## [Trecho selecionado]

——————————

Artigo originalmente publicado no Estadão, no Blog do Fausto Macedo, em 30/03/2022. Veja original aqui.

Recentemente, a imprensa vem dando destaque para diversas polêmicas envolvendo atos de pré-campanha, muitas vezes com interpretações equivocadas e extremamente conservadoras sobre o que pode e o que não pode ser feito no período que antecede a campanha eleitoral oficial, que, pela lei, só começa a partir do dia 16 de agosto.

Ao que parece, as alterações introduzidas pela Minirreforma Eleitoral ocorrida em 2015 ainda não foram absorvidas por boa parte da classe política e da opinião pública, de modo que muitas pré-candidatas e pré-candidatos estão deixando de divulgar suas plataformas políticas e propagandear suas qualidades pessoais, por temores infundados de regras eleitorais que não se aplicam mais para o momento.

Com efeito, durante muito tempo, qualquer atividade de divulgação de pré-candidatura poderia vir a ser considerada como propaganda eleitoral antecipada extemporânea pela Justiça Eleitoral, o que mudou a partir da redação dada pela Lei nº 13.165/2015 ao artigo 36-A da Lei nº 9.504/1997, o qual passou a dispor que não configuram propaganda eleitoral antecipada, desde que não envolvam pedido explícito de voto, a menção à pretensa candidatura e a exaltação das qualidades pessoais dos pré-candidatos, que poderão ter cobertura dos meios de comunicação social, inclusive via internet.

——————————

## [Segmento de dados]
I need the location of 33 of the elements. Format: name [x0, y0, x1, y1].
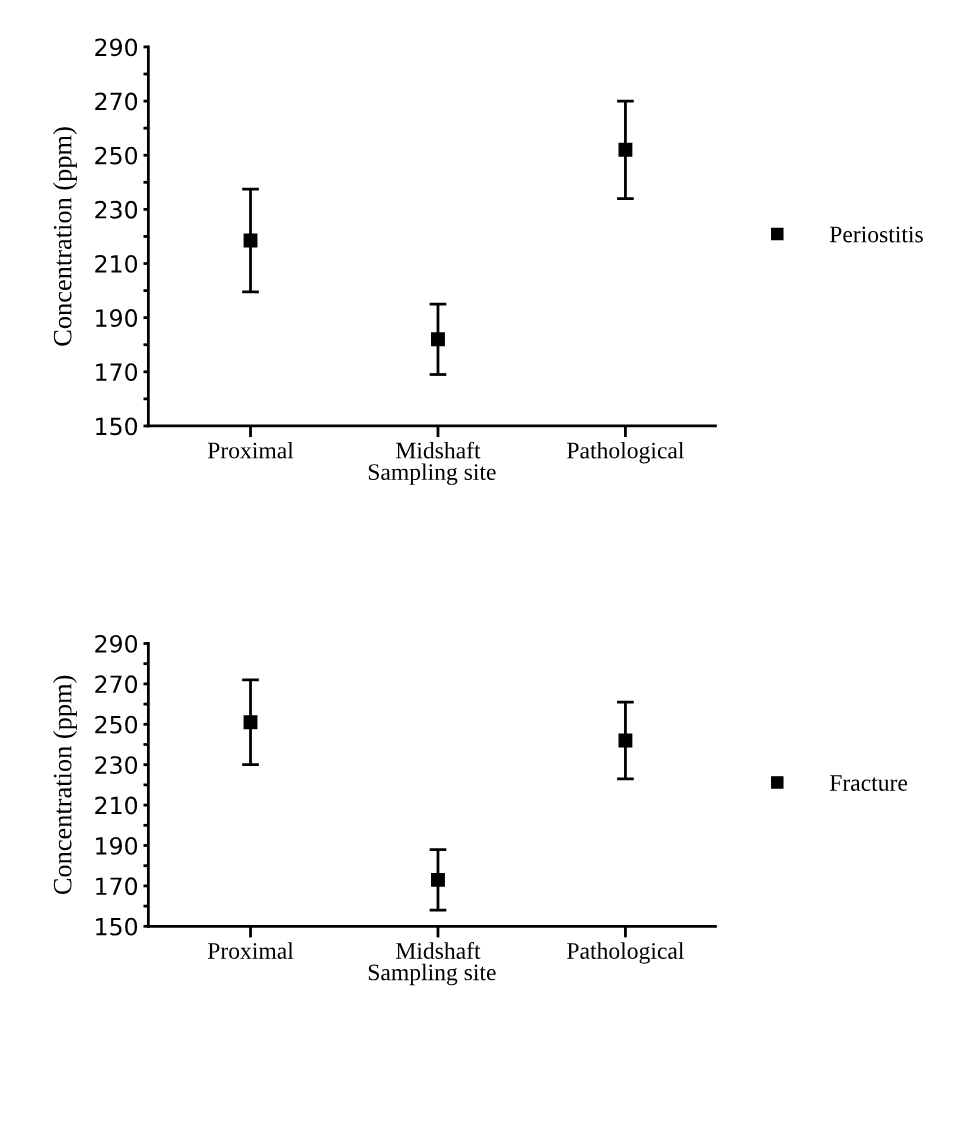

——————————

## [O que fazer]
Quais anos diferentes são citados no trecho selecionado sobre a pré-campanha eleitoral?

## [Resposta esperada]
2022, 2015 e 1997.